• **Exercise directions**: Copy out the lines of the material below, without any change, from the line with "reload-icon[interactable]: ↻: [102, 68, 122, 92]" to the line with "position-chip[interactable]: RB: [282, 740, 315, 772]", including both of those lines.

--

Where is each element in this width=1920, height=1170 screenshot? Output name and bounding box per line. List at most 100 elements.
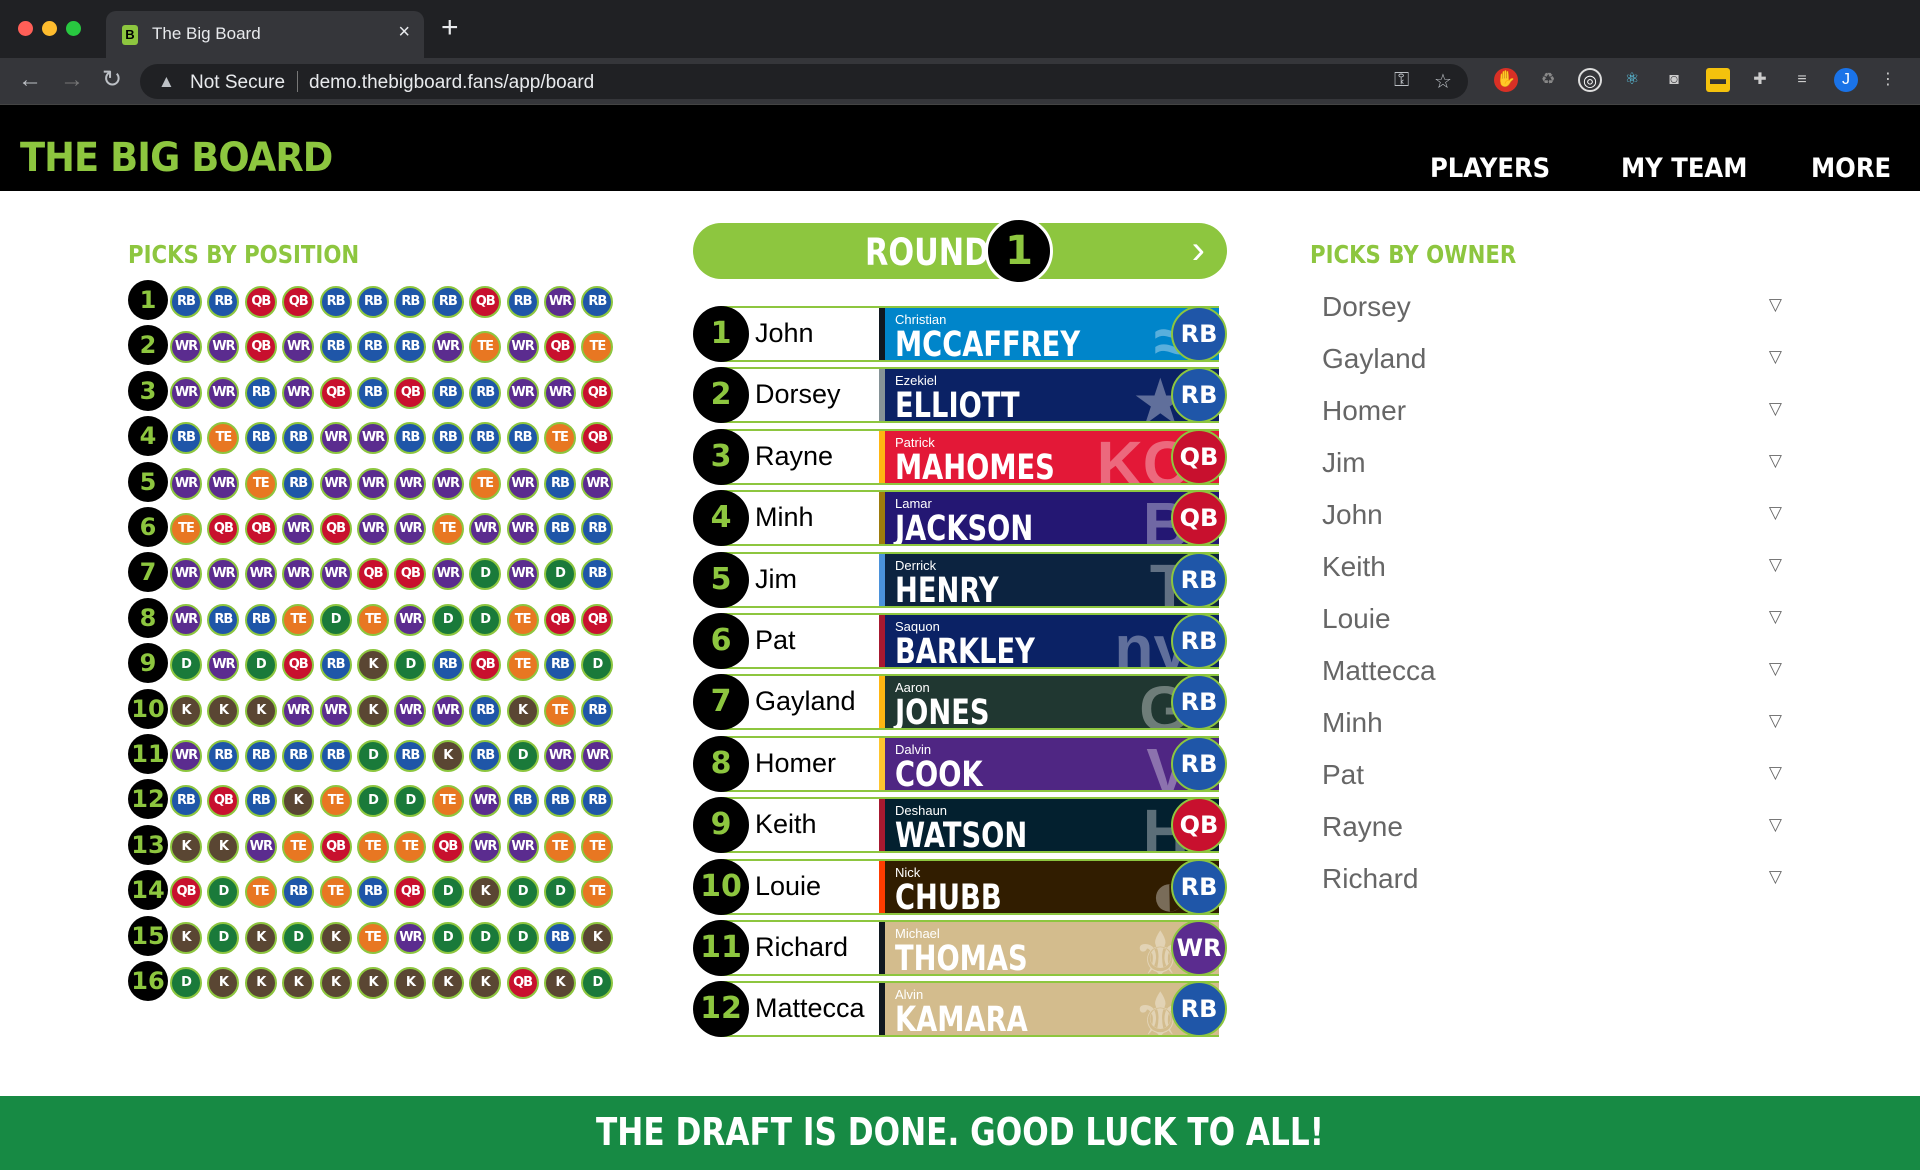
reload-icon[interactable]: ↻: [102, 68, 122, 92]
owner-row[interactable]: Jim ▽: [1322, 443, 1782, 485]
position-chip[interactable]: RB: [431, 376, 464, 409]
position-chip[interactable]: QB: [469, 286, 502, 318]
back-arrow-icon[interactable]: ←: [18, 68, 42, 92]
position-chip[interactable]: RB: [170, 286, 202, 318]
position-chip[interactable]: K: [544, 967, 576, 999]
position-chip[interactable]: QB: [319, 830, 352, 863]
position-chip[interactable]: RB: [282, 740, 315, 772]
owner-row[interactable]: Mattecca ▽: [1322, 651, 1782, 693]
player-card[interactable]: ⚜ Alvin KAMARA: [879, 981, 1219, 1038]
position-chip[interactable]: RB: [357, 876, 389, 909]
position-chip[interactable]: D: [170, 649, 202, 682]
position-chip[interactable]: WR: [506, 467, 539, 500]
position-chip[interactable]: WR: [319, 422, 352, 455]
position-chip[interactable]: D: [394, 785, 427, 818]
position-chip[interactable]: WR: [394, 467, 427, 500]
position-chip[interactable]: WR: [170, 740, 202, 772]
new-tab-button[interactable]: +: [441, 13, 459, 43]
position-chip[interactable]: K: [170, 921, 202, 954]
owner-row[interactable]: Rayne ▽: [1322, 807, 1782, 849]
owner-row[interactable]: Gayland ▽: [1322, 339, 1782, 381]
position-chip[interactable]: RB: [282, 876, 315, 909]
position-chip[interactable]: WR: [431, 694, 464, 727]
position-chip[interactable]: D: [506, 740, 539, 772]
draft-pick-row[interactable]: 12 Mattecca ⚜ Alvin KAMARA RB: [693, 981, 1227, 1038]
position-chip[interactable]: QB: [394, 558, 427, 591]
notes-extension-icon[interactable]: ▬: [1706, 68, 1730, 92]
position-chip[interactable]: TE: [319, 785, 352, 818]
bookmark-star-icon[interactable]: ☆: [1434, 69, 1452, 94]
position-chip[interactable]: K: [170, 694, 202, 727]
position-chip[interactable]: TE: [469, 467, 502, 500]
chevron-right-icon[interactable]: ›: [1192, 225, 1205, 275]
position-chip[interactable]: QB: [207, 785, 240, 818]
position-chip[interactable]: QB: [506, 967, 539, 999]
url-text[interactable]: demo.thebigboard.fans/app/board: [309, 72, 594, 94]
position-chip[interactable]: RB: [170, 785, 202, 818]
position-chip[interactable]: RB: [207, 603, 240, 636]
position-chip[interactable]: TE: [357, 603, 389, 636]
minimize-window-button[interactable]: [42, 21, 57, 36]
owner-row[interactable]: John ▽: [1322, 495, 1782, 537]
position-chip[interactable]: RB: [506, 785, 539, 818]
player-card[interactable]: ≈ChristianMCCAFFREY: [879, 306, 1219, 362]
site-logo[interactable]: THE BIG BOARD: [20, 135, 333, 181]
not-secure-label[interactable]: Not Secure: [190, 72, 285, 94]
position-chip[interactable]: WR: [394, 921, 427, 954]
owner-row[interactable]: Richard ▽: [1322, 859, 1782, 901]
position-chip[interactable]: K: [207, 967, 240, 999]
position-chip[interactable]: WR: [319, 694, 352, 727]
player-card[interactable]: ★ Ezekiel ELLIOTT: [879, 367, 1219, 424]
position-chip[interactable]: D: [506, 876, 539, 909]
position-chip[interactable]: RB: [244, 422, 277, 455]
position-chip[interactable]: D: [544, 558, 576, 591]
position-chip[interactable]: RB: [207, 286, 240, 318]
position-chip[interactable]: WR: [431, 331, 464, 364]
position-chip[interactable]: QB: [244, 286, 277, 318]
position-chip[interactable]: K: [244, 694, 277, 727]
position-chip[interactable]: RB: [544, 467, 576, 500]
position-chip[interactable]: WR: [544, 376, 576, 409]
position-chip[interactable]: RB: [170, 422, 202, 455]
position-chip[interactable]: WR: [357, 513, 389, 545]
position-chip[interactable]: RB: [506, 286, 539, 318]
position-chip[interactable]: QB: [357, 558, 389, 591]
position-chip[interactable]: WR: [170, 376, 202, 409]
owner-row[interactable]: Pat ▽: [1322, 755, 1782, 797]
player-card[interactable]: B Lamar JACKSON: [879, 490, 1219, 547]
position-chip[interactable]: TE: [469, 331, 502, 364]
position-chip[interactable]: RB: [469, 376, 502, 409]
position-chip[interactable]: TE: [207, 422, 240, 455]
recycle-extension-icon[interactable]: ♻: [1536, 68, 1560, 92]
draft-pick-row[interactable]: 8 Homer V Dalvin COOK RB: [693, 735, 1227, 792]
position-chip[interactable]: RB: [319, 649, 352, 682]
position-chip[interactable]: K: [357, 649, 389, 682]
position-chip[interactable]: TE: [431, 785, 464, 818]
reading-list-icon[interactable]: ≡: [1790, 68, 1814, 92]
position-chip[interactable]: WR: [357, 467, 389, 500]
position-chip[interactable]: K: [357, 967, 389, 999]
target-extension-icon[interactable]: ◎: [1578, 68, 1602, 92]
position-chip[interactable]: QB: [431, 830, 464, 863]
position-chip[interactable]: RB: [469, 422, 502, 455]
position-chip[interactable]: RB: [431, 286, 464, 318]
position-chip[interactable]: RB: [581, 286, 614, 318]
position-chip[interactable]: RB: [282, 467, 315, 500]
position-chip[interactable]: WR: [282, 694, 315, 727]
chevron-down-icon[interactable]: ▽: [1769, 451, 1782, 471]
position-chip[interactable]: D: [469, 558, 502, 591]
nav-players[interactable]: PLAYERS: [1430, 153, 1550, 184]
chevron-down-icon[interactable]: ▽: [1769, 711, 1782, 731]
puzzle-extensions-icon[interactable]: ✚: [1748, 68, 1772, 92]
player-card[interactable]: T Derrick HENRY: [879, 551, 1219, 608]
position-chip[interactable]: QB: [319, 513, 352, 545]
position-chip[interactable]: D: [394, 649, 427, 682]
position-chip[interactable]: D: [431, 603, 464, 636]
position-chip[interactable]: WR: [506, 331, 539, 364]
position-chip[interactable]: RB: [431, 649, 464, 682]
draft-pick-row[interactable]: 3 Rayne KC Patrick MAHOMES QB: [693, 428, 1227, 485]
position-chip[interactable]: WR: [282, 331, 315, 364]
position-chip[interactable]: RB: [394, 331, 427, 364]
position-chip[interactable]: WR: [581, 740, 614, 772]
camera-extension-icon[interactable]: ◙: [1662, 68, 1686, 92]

--

• **Reply to the exercise**:
reload-icon[interactable]: ↻: [102, 68, 122, 92]
owner-row[interactable]: Jim ▽: [1322, 443, 1782, 485]
position-chip[interactable]: RB: [431, 376, 464, 409]
position-chip[interactable]: QB: [469, 286, 502, 318]
back-arrow-icon[interactable]: ←: [18, 68, 42, 92]
position-chip[interactable]: RB: [170, 286, 202, 318]
position-chip[interactable]: K: [544, 967, 576, 999]
position-chip[interactable]: QB: [319, 830, 352, 863]
position-chip[interactable]: RB: [282, 740, 315, 772]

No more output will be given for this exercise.